== TASK ==
Make an exact copy of the lines below.

+++++

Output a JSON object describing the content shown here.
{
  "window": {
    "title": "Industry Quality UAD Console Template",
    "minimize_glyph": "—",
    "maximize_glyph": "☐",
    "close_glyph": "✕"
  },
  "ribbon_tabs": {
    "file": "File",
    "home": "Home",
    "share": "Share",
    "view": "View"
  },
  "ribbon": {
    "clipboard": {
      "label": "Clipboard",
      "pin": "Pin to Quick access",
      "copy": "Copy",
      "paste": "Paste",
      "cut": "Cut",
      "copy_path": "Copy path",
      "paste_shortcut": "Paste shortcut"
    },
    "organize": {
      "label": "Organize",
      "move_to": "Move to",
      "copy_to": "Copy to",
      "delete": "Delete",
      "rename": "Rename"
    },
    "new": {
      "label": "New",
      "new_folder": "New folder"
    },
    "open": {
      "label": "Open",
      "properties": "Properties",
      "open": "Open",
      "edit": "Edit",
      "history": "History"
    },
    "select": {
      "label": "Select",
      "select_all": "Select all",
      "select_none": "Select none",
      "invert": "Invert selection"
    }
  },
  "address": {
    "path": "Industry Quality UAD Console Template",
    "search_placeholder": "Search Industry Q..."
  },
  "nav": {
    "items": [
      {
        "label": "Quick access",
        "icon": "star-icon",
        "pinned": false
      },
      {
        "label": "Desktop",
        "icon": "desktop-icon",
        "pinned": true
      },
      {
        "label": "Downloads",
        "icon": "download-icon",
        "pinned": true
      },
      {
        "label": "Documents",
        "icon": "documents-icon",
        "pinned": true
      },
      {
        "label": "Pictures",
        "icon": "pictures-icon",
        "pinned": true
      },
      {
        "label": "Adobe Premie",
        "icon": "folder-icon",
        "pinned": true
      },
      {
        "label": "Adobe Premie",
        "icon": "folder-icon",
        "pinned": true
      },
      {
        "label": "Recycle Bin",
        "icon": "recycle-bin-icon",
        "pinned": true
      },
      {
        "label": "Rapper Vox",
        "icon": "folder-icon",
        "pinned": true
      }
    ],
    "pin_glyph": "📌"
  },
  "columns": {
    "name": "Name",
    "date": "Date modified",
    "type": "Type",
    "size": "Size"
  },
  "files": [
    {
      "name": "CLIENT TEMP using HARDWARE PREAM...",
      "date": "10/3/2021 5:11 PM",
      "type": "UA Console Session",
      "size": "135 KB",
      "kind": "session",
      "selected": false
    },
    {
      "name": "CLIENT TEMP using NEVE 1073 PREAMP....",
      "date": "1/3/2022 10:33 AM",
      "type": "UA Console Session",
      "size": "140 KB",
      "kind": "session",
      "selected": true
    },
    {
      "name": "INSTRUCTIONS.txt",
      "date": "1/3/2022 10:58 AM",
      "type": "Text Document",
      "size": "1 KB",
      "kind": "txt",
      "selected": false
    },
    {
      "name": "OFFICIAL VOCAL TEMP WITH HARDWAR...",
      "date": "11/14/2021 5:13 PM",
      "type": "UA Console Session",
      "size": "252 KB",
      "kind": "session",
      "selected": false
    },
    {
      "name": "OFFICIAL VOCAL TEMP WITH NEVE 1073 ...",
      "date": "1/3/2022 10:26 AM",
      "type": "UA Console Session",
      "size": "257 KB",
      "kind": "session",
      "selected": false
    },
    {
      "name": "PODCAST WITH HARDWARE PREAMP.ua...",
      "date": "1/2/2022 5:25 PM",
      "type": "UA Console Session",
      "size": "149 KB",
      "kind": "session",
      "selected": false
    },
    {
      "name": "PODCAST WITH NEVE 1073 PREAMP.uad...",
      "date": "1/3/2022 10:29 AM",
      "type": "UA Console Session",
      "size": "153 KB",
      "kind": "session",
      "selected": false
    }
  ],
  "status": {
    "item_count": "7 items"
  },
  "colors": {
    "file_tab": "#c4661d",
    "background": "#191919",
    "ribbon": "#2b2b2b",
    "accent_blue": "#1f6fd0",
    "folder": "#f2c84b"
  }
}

+++++

== FULL ANSWER ==
Output a JSON object describing the content shown here.
{
  "window": {
    "title": "Industry Quality UAD Console Template",
    "minimize_glyph": "—",
    "maximize_glyph": "☐",
    "close_glyph": "✕"
  },
  "ribbon_tabs": {
    "file": "File",
    "home": "Home",
    "share": "Share",
    "view": "View"
  },
  "ribbon": {
    "clipboard": {
      "label": "Clipboard",
      "pin": "Pin to Quick access",
      "copy": "Copy",
      "paste": "Paste",
      "cut": "Cut",
      "copy_path": "Copy path",
      "paste_shortcut": "Paste shortcut"
    },
    "organize": {
      "label": "Organize",
      "move_to": "Move to",
      "copy_to": "Copy to",
      "delete": "Delete",
      "rename": "Rename"
    },
    "new": {
      "label": "New",
      "new_folder": "New folder"
    },
    "open": {
      "label": "Open",
      "properties": "Properties",
      "open": "Open",
      "edit": "Edit",
      "history": "History"
    },
    "select": {
      "label": "Select",
      "select_all": "Select all",
      "select_none": "Select none",
      "invert": "Invert selection"
    }
  },
  "address": {
    "path": "Industry Quality UAD Console Template",
    "search_placeholder": "Search Industry Q..."
  },
  "nav": {
    "items": [
      {
        "label": "Quick access",
        "icon": "star-icon",
        "pinned": false
      },
      {
        "label": "Desktop",
        "icon": "desktop-icon",
        "pinned": true
      },
      {
        "label": "Downloads",
        "icon": "download-icon",
        "pinned": true
      },
      {
        "label": "Documents",
        "icon": "documents-icon",
        "pinned": true
      },
      {
        "label": "Pictures",
        "icon": "pictures-icon",
        "pinned": true
      },
      {
        "label": "Adobe Premie",
        "icon": "folder-icon",
        "pinned": true
      },
      {
        "label": "Adobe Premie",
        "icon": "folder-icon",
        "pinned": true
      },
      {
        "label": "Recycle Bin",
        "icon": "recycle-bin-icon",
        "pinned": true
      },
      {
        "label": "Rapper Vox",
        "icon": "folder-icon",
        "pinned": true
      }
    ],
    "pin_glyph": "📌"
  },
  "columns": {
    "name": "Name",
    "date": "Date modified",
    "type": "Type",
    "size": "Size"
  },
  "files": [
    {
      "name": "CLIENT TEMP using HARDWARE PREAM...",
      "date": "10/3/2021 5:11 PM",
      "type": "UA Console Session",
      "size": "135 KB",
      "kind": "session",
      "selected": false
    },
    {
      "name": "CLIENT TEMP using NEVE 1073 PREAMP....",
      "date": "1/3/2022 10:33 AM",
      "type": "UA Console Session",
      "size": "140 KB",
      "kind": "session",
      "selected": true
    },
    {
      "name": "INSTRUCTIONS.txt",
      "date": "1/3/2022 10:58 AM",
      "type": "Text Document",
      "size": "1 KB",
      "kind": "txt",
      "selected": false
    },
    {
      "name": "OFFICIAL VOCAL TEMP WITH HARDWAR...",
      "date": "11/14/2021 5:13 PM",
      "type": "UA Console Session",
      "size": "252 KB",
      "kind": "session",
      "selected": false
    },
    {
      "name": "OFFICIAL VOCAL TEMP WITH NEVE 1073 ...",
      "date": "1/3/2022 10:26 AM",
      "type": "UA Console Session",
      "size": "257 KB",
      "kind": "session",
      "selected": false
    },
    {
      "name": "PODCAST WITH HARDWARE PREAMP.ua...",
      "date": "1/2/2022 5:25 PM",
      "type": "UA Console Session",
      "size": "149 KB",
      "kind": "session",
      "selected": false
    },
    {
      "name": "PODCAST WITH NEVE 1073 PREAMP.uad...",
      "date": "1/3/2022 10:29 AM",
      "type": "UA Console Session",
      "size": "153 KB",
      "kind": "session",
      "selected": false
    }
  ],
  "status": {
    "item_count": "7 items"
  },
  "colors": {
    "file_tab": "#c4661d",
    "background": "#191919",
    "ribbon": "#2b2b2b",
    "accent_blue": "#1f6fd0",
    "folder": "#f2c84b"
  }
}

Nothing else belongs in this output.